• **Exercise instructions**:
1. In the passage on work-related misconduct, list every citation that gives a case's volume, reporter, and first page, leaving out pinpoint citations that use "at."
2. Reproduce the part of the passage on work-related misconduct that begins at the words "The Supreme Court" and stops after the words "182 (citations omitted).".

• **Quoted passage**:
────────────────────

The Supreme Court of Virginia construed § 60.2-618(2) in Branch v. Virginia Employment Comm’n, 219 Va. 609, 249 S.E.2d 180 (1978), and set forth therein a test for work-related misconduct:
[A]n employee is guilty of “misconduct connected with his work” when he deliberately violates a company rule reasonably designed to protect the legitimate business interests of his employer, or when his acts or omissions are of such a nature or so recurrent as to manifest a willful disregard of those interests and the duties and obligations he owes his employer.
Id. at 611-12, 249 S.E.2d at 182 (citations omitted).
The employer bears the initial burden of showing misconduct connected with the work, either by deliberate violation of a rule or by an act manifesting a willful disregard of the employer’s interest. See Virginia Employment Comm’n v. Gantt, 7 Va. App. 631, 635, 376 S.E.2d 808, 811 (1989). If the employer satisfies his burden, then “the burden shifts to the employee to prove [272]*272circumstances in mitigation of his or her conduct.” Id. “[I]n order to constitute misconduct, the total circumstances must be sufficient to find a deliberate act of the employee which disregards the employer’s business interest.” Id.

────────────────────

• **Entries shown**:
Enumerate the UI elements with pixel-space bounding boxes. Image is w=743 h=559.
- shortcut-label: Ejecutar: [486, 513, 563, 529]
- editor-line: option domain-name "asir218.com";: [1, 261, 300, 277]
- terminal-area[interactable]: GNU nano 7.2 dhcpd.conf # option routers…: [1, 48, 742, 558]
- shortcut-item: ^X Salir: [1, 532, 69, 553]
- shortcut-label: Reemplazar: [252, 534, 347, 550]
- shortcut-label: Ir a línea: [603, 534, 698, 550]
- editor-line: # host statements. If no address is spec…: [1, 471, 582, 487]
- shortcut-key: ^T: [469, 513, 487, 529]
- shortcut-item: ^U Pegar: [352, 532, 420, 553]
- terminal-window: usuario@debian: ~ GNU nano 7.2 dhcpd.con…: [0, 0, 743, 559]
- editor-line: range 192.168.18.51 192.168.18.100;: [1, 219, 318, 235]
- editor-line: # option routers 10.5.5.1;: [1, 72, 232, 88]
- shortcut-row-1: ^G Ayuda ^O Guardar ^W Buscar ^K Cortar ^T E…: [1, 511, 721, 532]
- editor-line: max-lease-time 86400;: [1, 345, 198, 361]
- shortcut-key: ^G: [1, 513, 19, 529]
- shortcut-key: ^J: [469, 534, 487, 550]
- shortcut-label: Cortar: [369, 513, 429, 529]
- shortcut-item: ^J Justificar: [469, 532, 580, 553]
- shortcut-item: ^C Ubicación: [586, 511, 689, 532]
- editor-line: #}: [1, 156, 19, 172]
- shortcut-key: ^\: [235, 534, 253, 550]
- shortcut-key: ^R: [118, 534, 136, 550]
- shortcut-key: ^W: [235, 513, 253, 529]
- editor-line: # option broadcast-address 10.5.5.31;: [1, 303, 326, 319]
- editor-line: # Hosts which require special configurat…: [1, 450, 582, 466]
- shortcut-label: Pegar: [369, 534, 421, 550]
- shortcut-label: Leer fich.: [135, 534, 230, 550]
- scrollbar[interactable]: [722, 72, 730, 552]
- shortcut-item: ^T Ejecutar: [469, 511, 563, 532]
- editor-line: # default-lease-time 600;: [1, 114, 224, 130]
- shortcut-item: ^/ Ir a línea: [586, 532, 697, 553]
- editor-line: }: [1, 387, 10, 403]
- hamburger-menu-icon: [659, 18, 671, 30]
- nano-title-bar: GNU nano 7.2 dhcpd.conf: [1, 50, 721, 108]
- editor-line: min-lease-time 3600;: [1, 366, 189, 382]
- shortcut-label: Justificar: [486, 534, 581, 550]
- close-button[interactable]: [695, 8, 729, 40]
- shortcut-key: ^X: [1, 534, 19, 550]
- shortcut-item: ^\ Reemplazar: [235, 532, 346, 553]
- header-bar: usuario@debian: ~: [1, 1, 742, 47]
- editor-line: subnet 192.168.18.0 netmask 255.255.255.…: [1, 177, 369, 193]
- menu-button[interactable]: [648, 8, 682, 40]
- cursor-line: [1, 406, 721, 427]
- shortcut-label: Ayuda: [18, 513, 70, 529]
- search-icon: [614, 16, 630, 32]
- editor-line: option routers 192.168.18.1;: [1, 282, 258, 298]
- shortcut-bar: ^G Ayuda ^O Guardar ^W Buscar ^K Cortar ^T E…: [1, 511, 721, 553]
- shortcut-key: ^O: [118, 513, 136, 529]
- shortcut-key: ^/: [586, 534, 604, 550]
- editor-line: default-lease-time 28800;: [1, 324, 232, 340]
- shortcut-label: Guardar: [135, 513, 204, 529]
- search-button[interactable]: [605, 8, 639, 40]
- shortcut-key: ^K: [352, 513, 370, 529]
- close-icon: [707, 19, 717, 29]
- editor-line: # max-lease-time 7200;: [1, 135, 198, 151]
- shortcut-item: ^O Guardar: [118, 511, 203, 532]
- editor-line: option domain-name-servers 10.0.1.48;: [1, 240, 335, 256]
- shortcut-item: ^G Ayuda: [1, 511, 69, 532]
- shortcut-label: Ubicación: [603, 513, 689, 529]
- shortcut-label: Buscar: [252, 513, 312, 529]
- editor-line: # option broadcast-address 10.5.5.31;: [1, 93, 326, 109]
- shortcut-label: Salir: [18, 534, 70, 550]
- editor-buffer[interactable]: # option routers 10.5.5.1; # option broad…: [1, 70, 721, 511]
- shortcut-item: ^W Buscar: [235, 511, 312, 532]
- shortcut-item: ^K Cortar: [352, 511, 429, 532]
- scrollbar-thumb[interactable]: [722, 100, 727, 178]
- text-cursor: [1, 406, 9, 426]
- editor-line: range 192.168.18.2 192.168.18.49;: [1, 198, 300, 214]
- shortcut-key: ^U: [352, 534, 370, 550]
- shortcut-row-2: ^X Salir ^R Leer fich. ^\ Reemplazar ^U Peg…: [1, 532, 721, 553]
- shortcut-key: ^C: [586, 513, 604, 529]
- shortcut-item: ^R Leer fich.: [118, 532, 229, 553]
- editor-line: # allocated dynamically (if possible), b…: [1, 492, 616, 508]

────────────────────

• **Solutions**:
1.
219 Va. 609
249 S.E.2d 180
7 Va. App. 631
376 S.E.2d 808

2.
The Supreme Court of Virginia construed § 60.2-618(2) in Branch v. Virginia Employment Comm’n, 219 Va. 609, 249 S.E.2d 180 (1978), and set forth therein a test for work-related misconduct:
[A]n employee is guilty of “misconduct connected with his work” when he deliberately violates a company rule reasonably designed to protect the legitimate business interests of his employer, or when his acts or omissions are of such a nature or so recurrent as to manifest a willful disregard of those interests and the duties and obligations he owes his employer.
Id. at 611-12, 249 S.E.2d at 182 (citations omitted).